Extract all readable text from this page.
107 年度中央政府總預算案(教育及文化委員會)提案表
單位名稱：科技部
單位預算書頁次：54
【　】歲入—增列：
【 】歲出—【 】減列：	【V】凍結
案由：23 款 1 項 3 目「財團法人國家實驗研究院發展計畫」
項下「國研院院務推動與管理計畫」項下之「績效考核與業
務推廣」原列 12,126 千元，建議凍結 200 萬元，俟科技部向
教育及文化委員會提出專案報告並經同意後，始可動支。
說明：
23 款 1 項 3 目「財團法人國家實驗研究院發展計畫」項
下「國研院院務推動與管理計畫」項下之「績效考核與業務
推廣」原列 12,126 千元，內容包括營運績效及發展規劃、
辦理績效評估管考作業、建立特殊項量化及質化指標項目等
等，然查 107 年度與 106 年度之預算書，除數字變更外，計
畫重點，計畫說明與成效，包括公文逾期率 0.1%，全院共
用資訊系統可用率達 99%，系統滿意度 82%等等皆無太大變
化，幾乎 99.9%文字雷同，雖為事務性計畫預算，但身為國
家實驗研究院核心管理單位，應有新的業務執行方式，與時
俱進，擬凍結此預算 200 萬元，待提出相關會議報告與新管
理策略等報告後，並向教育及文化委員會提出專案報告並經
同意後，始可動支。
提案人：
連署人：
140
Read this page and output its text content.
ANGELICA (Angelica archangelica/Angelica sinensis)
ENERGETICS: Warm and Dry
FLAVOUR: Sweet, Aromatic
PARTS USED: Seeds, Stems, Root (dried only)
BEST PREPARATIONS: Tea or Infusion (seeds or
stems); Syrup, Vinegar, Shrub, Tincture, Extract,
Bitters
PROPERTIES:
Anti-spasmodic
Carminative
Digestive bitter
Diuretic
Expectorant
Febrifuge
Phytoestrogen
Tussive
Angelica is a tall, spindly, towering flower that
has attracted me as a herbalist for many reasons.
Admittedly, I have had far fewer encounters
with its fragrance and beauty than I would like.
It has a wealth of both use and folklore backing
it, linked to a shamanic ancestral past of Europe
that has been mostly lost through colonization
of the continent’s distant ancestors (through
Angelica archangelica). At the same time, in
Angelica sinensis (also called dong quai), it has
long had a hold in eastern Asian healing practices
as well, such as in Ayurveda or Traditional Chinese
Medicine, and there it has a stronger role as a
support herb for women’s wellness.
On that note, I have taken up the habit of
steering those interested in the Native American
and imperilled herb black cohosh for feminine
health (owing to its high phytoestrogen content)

■ Work to do ■
Every record shown above must be echoed exactly.

■ Task response ■
Extract all readable text from this page.
107 年度中央政府總預算案(教育及文化委員會)提案表
單位名稱：科技部
單位預算書頁次：54
【　】歲入—增列：
【 】歲出—【 】減列：	【V】凍結
案由：23 款 1 項 3 目「財團法人國家實驗研究院發展計畫」
項下「國研院院務推動與管理計畫」項下之「績效考核與業
務推廣」原列 12,126 千元，建議凍結 200 萬元，俟科技部向
教育及文化委員會提出專案報告並經同意後，始可動支。
說明：
23 款 1 項 3 目「財團法人國家實驗研究院發展計畫」項
下「國研院院務推動與管理計畫」項下之「績效考核與業務
推廣」原列 12,126 千元，內容包括營運績效及發展規劃、
辦理績效評估管考作業、建立特殊項量化及質化指標項目等
等，然查 107 年度與 106 年度之預算書，除數字變更外，計
畫重點，計畫說明與成效，包括公文逾期率 0.1%，全院共
用資訊系統可用率達 99%，系統滿意度 82%等等皆無太大變
化，幾乎 99.9%文字雷同，雖為事務性計畫預算，但身為國
家實驗研究院核心管理單位，應有新的業務執行方式，與時
俱進，擬凍結此預算 200 萬元，待提出相關會議報告與新管
理策略等報告後，並向教育及文化委員會提出專案報告並經
同意後，始可動支。
提案人：
連署人：
140
Read this page and output its text content.
ANGELICA (Angelica archangelica/Angelica sinensis)
ENERGETICS: Warm and Dry
FLAVOUR: Sweet, Aromatic
PARTS USED: Seeds, Stems, Root (dried only)
BEST PREPARATIONS: Tea or Infusion (seeds or
stems); Syrup, Vinegar, Shrub, Tincture, Extract,
Bitters
PROPERTIES:
Anti-spasmodic
Carminative
Digestive bitter
Diuretic
Expectorant
Febrifuge
Phytoestrogen
Tussive
Angelica is a tall, spindly, towering flower that
has attracted me as a herbalist for many reasons.
Admittedly, I have had far fewer encounters
with its fragrance and beauty than I would like.
It has a wealth of both use and folklore backing
it, linked to a shamanic ancestral past of Europe
that has been mostly lost through colonization
of the continent’s distant ancestors (through
Angelica archangelica). At the same time, in
Angelica sinensis (also called dong quai), it has
long had a hold in eastern Asian healing practices
as well, such as in Ayurveda or Traditional Chinese
Medicine, and there it has a stronger role as a
support herb for women’s wellness.
On that note, I have taken up the habit of
steering those interested in the Native American
and imperilled herb black cohosh for feminine
health (owing to its high phytoestrogen content)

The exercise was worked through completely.